Written request – Reproduce the entries beginning at the line that contains "y0, x1, y1]." and ending after the line that contains "- svg-text:300: 300: [512, 533, 548, 555]", replacing "WATER TANK" with "STORAGE TANK" and leaving everything else unchanged.

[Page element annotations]

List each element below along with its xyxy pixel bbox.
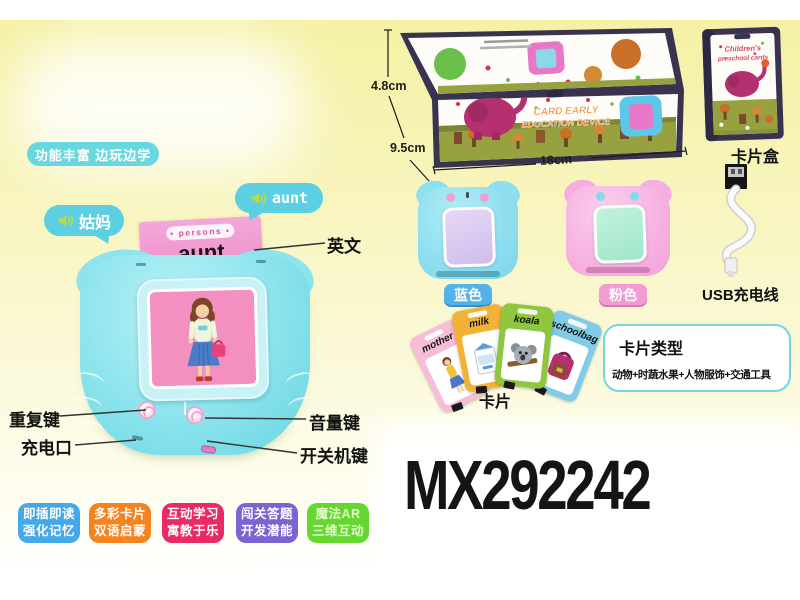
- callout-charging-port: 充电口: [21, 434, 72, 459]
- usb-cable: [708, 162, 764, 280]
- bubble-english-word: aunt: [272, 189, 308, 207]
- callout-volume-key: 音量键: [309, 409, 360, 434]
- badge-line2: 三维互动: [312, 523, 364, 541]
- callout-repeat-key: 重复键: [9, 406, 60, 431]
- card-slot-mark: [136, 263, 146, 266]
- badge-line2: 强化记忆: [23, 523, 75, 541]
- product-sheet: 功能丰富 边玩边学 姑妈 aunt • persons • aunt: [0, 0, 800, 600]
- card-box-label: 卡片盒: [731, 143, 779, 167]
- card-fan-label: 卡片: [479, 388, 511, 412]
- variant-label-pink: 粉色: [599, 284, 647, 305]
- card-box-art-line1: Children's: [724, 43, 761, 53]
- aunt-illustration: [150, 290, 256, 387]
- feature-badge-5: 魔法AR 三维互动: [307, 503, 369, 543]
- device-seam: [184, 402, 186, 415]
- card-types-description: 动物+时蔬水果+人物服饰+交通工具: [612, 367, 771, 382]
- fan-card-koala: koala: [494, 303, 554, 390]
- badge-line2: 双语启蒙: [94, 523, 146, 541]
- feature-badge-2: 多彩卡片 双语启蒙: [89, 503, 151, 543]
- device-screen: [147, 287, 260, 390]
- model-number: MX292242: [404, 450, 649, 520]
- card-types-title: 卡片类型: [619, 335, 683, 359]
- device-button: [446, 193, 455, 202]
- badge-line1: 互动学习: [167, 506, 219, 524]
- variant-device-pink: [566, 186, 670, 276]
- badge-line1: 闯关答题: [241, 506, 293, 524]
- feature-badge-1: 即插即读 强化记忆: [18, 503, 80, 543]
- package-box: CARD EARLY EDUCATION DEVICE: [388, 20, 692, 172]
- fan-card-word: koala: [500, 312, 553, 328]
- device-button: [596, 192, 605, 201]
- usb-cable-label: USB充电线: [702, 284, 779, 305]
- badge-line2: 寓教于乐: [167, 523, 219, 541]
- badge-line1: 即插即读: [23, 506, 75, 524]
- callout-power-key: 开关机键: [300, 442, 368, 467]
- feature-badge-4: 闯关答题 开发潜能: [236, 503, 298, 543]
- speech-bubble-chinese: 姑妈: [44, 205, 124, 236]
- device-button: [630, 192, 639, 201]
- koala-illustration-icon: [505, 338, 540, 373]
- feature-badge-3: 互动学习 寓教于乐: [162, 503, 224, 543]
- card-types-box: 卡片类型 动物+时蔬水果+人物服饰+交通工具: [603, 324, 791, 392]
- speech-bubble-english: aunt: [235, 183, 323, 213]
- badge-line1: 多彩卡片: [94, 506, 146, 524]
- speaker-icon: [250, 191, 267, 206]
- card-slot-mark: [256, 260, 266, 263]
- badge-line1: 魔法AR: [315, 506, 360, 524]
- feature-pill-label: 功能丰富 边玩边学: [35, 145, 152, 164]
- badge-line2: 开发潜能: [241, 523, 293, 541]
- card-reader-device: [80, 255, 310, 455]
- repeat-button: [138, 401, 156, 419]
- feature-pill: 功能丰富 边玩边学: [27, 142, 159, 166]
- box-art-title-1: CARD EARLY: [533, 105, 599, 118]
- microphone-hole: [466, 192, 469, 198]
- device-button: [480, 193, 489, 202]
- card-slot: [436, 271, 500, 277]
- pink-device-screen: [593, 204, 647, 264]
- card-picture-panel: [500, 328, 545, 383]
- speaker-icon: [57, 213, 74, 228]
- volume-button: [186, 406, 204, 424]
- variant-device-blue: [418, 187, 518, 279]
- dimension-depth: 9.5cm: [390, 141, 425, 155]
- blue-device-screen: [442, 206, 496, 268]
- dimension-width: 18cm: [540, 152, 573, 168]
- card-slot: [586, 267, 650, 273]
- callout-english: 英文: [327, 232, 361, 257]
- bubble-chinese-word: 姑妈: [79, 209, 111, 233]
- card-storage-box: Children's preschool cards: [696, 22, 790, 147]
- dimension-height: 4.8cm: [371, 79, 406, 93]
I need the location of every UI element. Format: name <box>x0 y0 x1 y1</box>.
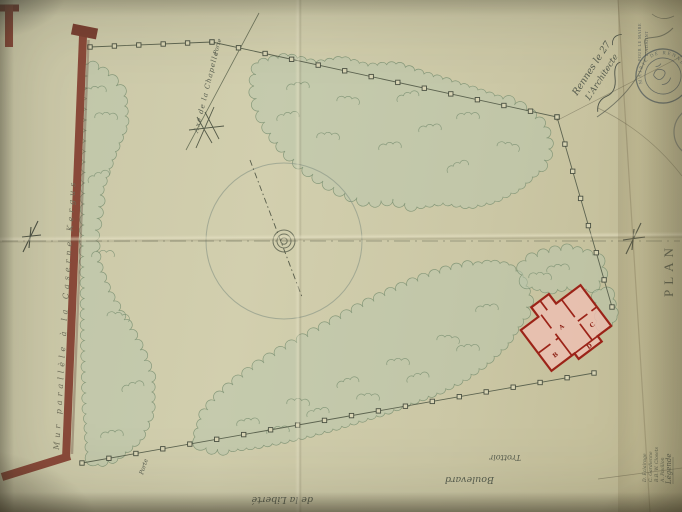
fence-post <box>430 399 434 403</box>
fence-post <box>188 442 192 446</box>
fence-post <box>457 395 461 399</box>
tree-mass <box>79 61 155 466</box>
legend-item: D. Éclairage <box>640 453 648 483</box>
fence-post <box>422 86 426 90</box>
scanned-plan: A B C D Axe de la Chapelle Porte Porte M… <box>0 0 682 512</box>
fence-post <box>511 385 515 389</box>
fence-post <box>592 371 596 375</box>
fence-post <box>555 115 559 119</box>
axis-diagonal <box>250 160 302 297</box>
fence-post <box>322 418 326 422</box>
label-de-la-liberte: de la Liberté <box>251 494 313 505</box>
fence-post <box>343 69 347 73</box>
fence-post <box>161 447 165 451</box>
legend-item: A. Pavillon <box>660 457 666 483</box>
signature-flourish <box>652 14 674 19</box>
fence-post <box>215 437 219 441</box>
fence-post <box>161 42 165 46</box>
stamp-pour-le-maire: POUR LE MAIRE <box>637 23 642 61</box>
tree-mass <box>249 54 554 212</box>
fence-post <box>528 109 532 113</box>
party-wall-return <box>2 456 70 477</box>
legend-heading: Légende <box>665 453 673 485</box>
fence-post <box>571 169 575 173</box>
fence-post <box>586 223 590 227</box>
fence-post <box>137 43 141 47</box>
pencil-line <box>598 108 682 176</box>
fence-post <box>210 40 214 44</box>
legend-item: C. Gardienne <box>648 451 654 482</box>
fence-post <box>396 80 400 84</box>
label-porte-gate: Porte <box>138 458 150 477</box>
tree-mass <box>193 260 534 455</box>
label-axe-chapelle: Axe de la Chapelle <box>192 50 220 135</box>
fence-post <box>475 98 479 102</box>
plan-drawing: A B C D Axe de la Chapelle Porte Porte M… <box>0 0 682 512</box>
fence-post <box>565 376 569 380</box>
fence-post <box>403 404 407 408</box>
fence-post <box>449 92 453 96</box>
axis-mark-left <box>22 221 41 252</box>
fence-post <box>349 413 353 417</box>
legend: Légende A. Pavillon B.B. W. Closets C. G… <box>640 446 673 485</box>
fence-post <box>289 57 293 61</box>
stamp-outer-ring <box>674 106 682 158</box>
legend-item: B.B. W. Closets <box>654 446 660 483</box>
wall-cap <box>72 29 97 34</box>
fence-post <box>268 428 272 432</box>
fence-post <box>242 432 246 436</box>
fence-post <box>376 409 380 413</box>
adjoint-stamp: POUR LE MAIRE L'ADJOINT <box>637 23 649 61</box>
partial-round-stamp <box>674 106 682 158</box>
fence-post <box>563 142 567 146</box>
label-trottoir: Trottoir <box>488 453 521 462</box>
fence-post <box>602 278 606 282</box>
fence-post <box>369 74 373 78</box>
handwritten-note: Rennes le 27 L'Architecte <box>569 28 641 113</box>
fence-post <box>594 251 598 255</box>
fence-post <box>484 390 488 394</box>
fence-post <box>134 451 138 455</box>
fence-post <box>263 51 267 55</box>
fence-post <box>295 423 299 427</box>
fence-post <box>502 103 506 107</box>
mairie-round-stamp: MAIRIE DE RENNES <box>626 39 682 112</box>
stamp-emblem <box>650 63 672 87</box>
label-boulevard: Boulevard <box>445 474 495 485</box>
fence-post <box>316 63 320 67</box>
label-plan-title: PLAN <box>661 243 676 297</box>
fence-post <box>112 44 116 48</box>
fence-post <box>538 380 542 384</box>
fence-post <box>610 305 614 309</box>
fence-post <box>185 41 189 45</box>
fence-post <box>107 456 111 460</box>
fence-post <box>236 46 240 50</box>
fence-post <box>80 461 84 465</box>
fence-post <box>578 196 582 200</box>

---

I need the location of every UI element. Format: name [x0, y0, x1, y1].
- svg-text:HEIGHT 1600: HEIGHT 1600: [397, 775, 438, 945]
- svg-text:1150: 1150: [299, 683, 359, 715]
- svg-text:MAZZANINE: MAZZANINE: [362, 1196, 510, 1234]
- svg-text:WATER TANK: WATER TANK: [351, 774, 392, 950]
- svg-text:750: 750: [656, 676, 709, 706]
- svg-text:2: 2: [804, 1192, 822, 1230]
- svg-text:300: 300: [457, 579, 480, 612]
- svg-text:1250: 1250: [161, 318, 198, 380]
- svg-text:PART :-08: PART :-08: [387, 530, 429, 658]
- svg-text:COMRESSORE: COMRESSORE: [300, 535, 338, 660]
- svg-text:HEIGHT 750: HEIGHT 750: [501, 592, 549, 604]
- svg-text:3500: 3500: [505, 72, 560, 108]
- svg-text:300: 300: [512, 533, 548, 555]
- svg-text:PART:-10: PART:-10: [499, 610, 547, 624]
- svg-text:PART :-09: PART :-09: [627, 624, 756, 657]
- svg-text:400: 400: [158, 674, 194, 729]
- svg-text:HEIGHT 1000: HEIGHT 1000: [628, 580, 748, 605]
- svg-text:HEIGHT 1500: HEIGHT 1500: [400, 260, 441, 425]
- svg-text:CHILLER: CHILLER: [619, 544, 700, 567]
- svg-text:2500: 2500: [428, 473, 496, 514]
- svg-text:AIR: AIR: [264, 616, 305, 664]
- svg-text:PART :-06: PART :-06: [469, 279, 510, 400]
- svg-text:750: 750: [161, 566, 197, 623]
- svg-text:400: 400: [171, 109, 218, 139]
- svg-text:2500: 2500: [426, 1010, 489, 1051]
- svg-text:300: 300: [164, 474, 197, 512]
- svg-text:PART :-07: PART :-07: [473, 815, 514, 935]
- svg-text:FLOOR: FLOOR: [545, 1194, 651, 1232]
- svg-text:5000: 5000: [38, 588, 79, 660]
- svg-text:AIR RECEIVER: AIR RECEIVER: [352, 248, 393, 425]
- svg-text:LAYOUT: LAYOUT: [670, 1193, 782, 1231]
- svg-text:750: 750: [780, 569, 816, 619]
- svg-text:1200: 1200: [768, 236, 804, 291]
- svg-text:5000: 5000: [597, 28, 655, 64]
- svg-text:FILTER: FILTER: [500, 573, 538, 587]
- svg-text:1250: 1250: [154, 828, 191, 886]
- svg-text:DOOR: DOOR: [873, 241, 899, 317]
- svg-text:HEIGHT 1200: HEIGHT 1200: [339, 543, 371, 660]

Problem solution –
I need the location of every UI element. Format: name [x0, y0, x1, y1].
- svg-text:HEIGHT 1600: HEIGHT 1600: [397, 775, 438, 945]
- svg-text:1150: 1150: [299, 683, 359, 715]
- svg-text:MAZZANINE: MAZZANINE: [362, 1196, 510, 1234]
- svg-text:STORAGE TANK: STORAGE TANK: [351, 774, 392, 950]
- svg-text:750: 750: [656, 676, 709, 706]
- svg-text:2: 2: [804, 1192, 822, 1230]
- svg-text:300: 300: [457, 579, 480, 612]
- svg-text:1250: 1250: [161, 318, 198, 380]
- svg-text:PART :-08: PART :-08: [387, 530, 429, 658]
- svg-text:COMRESSORE: COMRESSORE: [300, 535, 338, 660]
- svg-text:HEIGHT 750: HEIGHT 750: [501, 592, 549, 604]
- svg-text:3500: 3500: [505, 72, 560, 108]
- svg-text:300: 300: [512, 533, 548, 555]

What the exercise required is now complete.